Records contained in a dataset
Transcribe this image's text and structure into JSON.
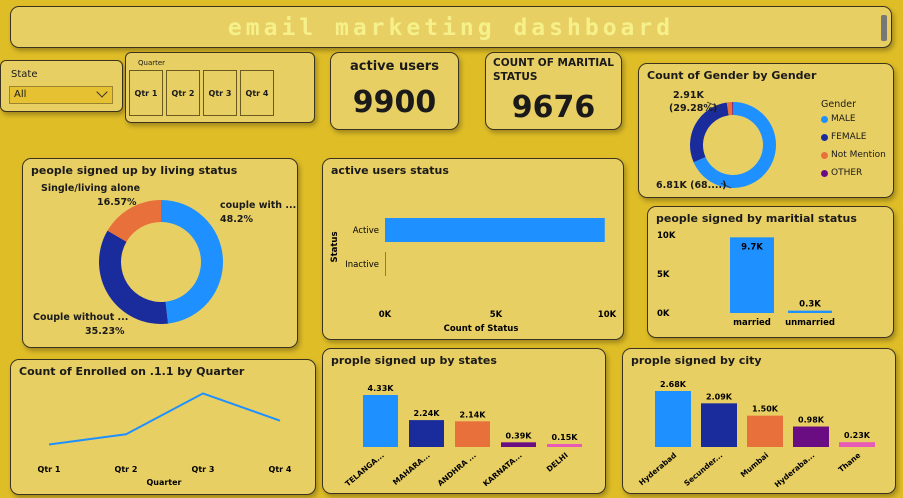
{
  "header": {
    "title": "email marketing dashboard"
  },
  "state_filter": {
    "label": "State",
    "value": "All"
  },
  "quarter_filter": {
    "label": "Quarter",
    "options": [
      "Qtr 1",
      "Qtr 2",
      "Qtr 3",
      "Qtr 4"
    ]
  },
  "kpis": {
    "active_users": {
      "label": "active users",
      "value": "9900"
    },
    "maritial": {
      "label_line1": "COUNT OF MARITIAL",
      "label_line2": "STATUS",
      "value": "9676"
    }
  },
  "gender_card": {
    "title": "Count of Gender by Gender",
    "legend_title": "Gender",
    "label_female_value": "2.91K",
    "label_female_pct": "(29.28%)",
    "label_male": "6.81K (68....)"
  },
  "living_card": {
    "title": "people signed up by living status",
    "labels": {
      "single_name": "Single/living alone",
      "single_pct": "16.57%",
      "couple_with_name": "couple with ...",
      "couple_with_pct": "48.2%",
      "couple_without_name": "Couple without ...",
      "couple_without_pct": "35.23%"
    }
  },
  "active_status_card": {
    "title": "active users status",
    "ylabel": "Status",
    "xlabel": "Count of Status"
  },
  "maritial_card": {
    "title": "people signed by maritial status"
  },
  "quarter_line_card": {
    "title": "Count of Enrolled on .1.1 by Quarter",
    "xlabel": "Quarter"
  },
  "states_card": {
    "title": "prople signed up by states"
  },
  "city_card": {
    "title": "prople signed by city"
  },
  "colors": {
    "background": "#dfbd27",
    "card": "#e8cf63",
    "male": "#1e90ff",
    "female": "#1a2c9c",
    "not_mention": "#e8703a",
    "other": "#6a0d83",
    "pink": "#e75ab6"
  },
  "chart_data": [
    {
      "type": "pie",
      "title": "Count of Gender by Gender",
      "legend_title": "Gender",
      "labels": [
        "MALE",
        "FEMALE",
        "Not Mention",
        "OTHER"
      ],
      "values": [
        6810,
        2910,
        200,
        30
      ],
      "colors": [
        "#1e90ff",
        "#1a2c9c",
        "#e8703a",
        "#6a0d83"
      ]
    },
    {
      "type": "pie",
      "title": "people signed up by living status",
      "labels": [
        "couple with ...",
        "Couple without ...",
        "Single/living alone"
      ],
      "values": [
        48.2,
        35.23,
        16.57
      ],
      "colors": [
        "#1e90ff",
        "#1a2c9c",
        "#e8703a"
      ]
    },
    {
      "type": "bar",
      "orientation": "horizontal",
      "title": "active users status",
      "categories": [
        "Active",
        "Inactive"
      ],
      "values": [
        9900,
        40
      ],
      "xlabel": "Count of Status",
      "ylabel": "Status",
      "xlim": [
        0,
        10000
      ],
      "ticks": [
        "0K",
        "5K",
        "10K"
      ]
    },
    {
      "type": "bar",
      "title": "people signed by maritial status",
      "categories": [
        "married",
        "unmarried"
      ],
      "values": [
        9700,
        300
      ],
      "value_labels": [
        "9.7K",
        "0.3K"
      ],
      "ylim": [
        0,
        10000
      ],
      "ticks": [
        "0K",
        "5K",
        "10K"
      ]
    },
    {
      "type": "line",
      "title": "Count of Enrolled on .1.1 by Quarter",
      "categories": [
        "Qtr 1",
        "Qtr 2",
        "Qtr 3",
        "Qtr 4"
      ],
      "values": [
        2000,
        2600,
        5000,
        3400
      ],
      "xlabel": "Quarter"
    },
    {
      "type": "bar",
      "title": "prople signed up by states",
      "categories": [
        "TELANGA...",
        "MAHARA...",
        "ANDHRA ...",
        "KARNATA...",
        "DELHI"
      ],
      "values": [
        4330,
        2240,
        2140,
        390,
        150
      ],
      "value_labels": [
        "4.33K",
        "2.24K",
        "2.14K",
        "0.39K",
        "0.15K"
      ],
      "colors": [
        "#1e90ff",
        "#1a2c9c",
        "#e8703a",
        "#6a0d83",
        "#e75ab6"
      ]
    },
    {
      "type": "bar",
      "title": "prople signed by city",
      "categories": [
        "Hyderabad",
        "Secunder...",
        "Mumbai",
        "Hyderaba...",
        "Thane"
      ],
      "values": [
        2680,
        2090,
        1500,
        980,
        230
      ],
      "value_labels": [
        "2.68K",
        "2.09K",
        "1.50K",
        "0.98K",
        "0.23K"
      ],
      "colors": [
        "#1e90ff",
        "#1a2c9c",
        "#e8703a",
        "#6a0d83",
        "#e75ab6"
      ]
    }
  ]
}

GIVEN REQUEST
Check each line of the records for the word "signed", and show the lines that contain it.

WRITTEN RESPONSE
    "title": "people signed up by living status",
    "title": "people signed by maritial status"
    "title": "prople signed up by states"
    "title": "prople signed by city"
      "title": "people signed up by living status",
      "title": "people signed by maritial status",
      "title": "prople signed up by states",
      "title": "prople signed by city",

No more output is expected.